In the listing below, find every line with the string "color" and pull it out.

☆ ☆ ☆ ☆

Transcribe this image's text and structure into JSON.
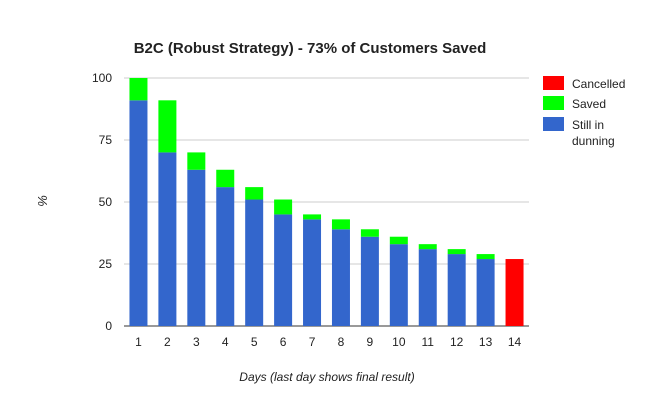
{
  "chart_data": {
    "type": "bar",
    "stacked": true,
    "title": "B2C (Robust Strategy) - 73% of Customers Saved",
    "xlabel": "Days (last day shows final result)",
    "ylabel": "%",
    "ylim": [
      0,
      100
    ],
    "yticks": [
      0,
      25,
      50,
      75,
      100
    ],
    "grid": true,
    "legend_position": "right",
    "categories": [
      "1",
      "2",
      "3",
      "4",
      "5",
      "6",
      "7",
      "8",
      "9",
      "10",
      "11",
      "12",
      "13",
      "14"
    ],
    "series": [
      {
        "name": "Still in dunning",
        "color": "#3366cc",
        "values": [
          91,
          70,
          63,
          56,
          51,
          45,
          43,
          39,
          36,
          33,
          31,
          29,
          27,
          0
        ]
      },
      {
        "name": "Saved",
        "color": "#00ff00",
        "values": [
          9,
          21,
          7,
          7,
          5,
          6,
          2,
          4,
          3,
          3,
          2,
          2,
          2,
          0
        ]
      },
      {
        "name": "Cancelled",
        "color": "#ff0000",
        "values": [
          0,
          0,
          0,
          0,
          0,
          0,
          0,
          0,
          0,
          0,
          0,
          0,
          0,
          27
        ]
      }
    ],
    "legend": [
      {
        "label": "Cancelled",
        "color": "#ff0000"
      },
      {
        "label": "Saved",
        "color": "#00ff00"
      },
      {
        "label": "Still in dunning",
        "color": "#3366cc"
      }
    ]
  }
}
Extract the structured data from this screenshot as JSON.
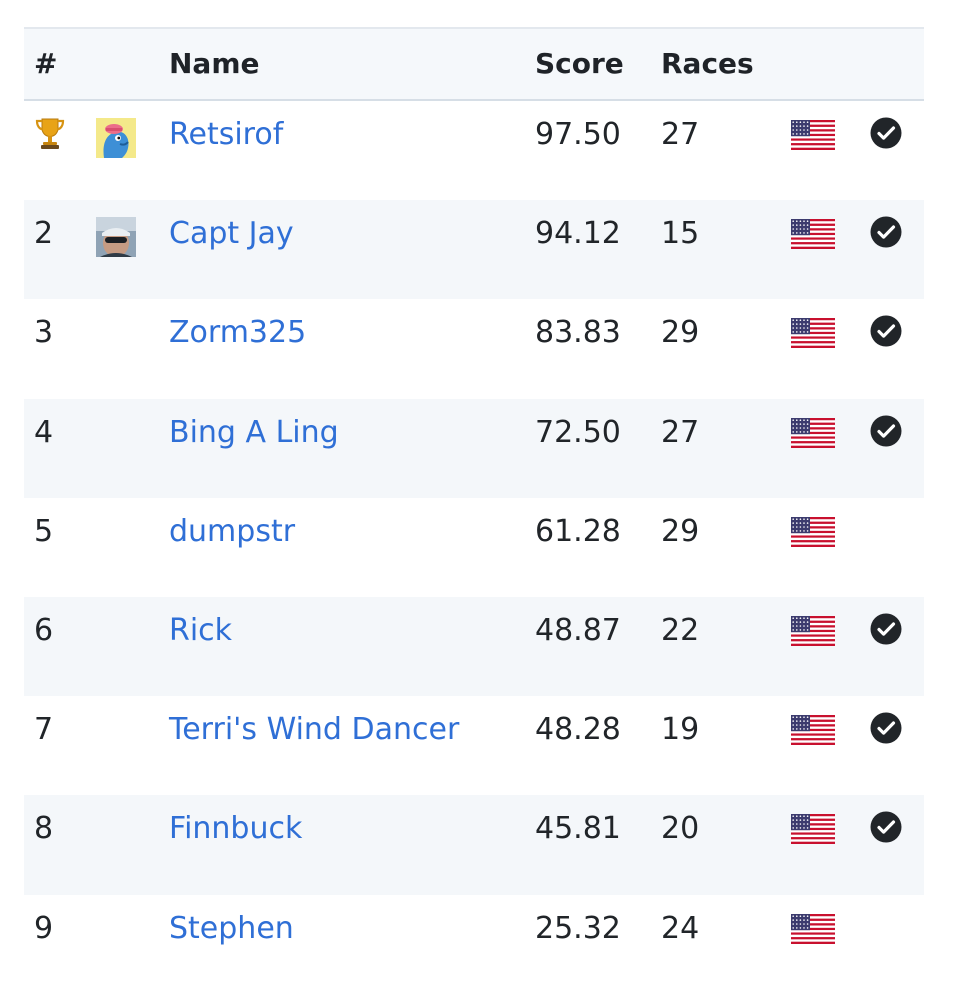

☆ ☆ ☆ ☆

# [Worked solution]
        "color": "#3366cc",
        "color": "#00ff00",
        "color": "#ff0000",
        "color": "#ff0000"
        "color": "#00ff00"
        "color": "#3366cc"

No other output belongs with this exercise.